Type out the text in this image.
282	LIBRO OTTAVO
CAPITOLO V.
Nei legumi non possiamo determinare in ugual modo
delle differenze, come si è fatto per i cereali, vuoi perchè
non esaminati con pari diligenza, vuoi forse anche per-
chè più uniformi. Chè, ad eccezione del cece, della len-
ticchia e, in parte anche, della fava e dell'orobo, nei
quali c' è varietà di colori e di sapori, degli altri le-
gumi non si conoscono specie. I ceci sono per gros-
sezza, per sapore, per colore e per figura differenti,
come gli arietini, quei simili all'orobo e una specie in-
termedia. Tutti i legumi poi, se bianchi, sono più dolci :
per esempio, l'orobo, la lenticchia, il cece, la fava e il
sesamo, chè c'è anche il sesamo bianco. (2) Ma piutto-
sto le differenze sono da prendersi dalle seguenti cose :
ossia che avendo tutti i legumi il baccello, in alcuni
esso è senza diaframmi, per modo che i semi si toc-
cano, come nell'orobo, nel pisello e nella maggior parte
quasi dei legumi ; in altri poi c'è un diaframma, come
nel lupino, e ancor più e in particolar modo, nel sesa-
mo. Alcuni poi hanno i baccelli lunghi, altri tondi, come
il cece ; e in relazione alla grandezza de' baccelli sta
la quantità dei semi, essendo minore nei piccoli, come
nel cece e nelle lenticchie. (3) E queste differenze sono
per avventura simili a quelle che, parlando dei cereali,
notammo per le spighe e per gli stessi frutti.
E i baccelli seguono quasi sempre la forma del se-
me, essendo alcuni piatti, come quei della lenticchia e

DIRECTIONS:
Copy out all of the lines above exactly.

TASK RESULT:
Type out the text in this image.
282	LIBRO OTTAVO
CAPITOLO V.
Nei legumi non possiamo determinare in ugual modo
delle differenze, come si è fatto per i cereali, vuoi perchè
non esaminati con pari diligenza, vuoi forse anche per-
chè più uniformi. Chè, ad eccezione del cece, della len-
ticchia e, in parte anche, della fava e dell'orobo, nei
quali c' è varietà di colori e di sapori, degli altri le-
gumi non si conoscono specie. I ceci sono per gros-
sezza, per sapore, per colore e per figura differenti,
come gli arietini, quei simili all'orobo e una specie in-
termedia. Tutti i legumi poi, se bianchi, sono più dolci :
per esempio, l'orobo, la lenticchia, il cece, la fava e il
sesamo, chè c'è anche il sesamo bianco. (2) Ma piutto-
sto le differenze sono da prendersi dalle seguenti cose :
ossia che avendo tutti i legumi il baccello, in alcuni
esso è senza diaframmi, per modo che i semi si toc-
cano, come nell'orobo, nel pisello e nella maggior parte
quasi dei legumi ; in altri poi c'è un diaframma, come
nel lupino, e ancor più e in particolar modo, nel sesa-
mo. Alcuni poi hanno i baccelli lunghi, altri tondi, come
il cece ; e in relazione alla grandezza de' baccelli sta
la quantità dei semi, essendo minore nei piccoli, come
nel cece e nelle lenticchie. (3) E queste differenze sono
per avventura simili a quelle che, parlando dei cereali,
notammo per le spighe e per gli stessi frutti.
E i baccelli seguono quasi sempre la forma del se-
me, essendo alcuni piatti, come quei della lenticchia e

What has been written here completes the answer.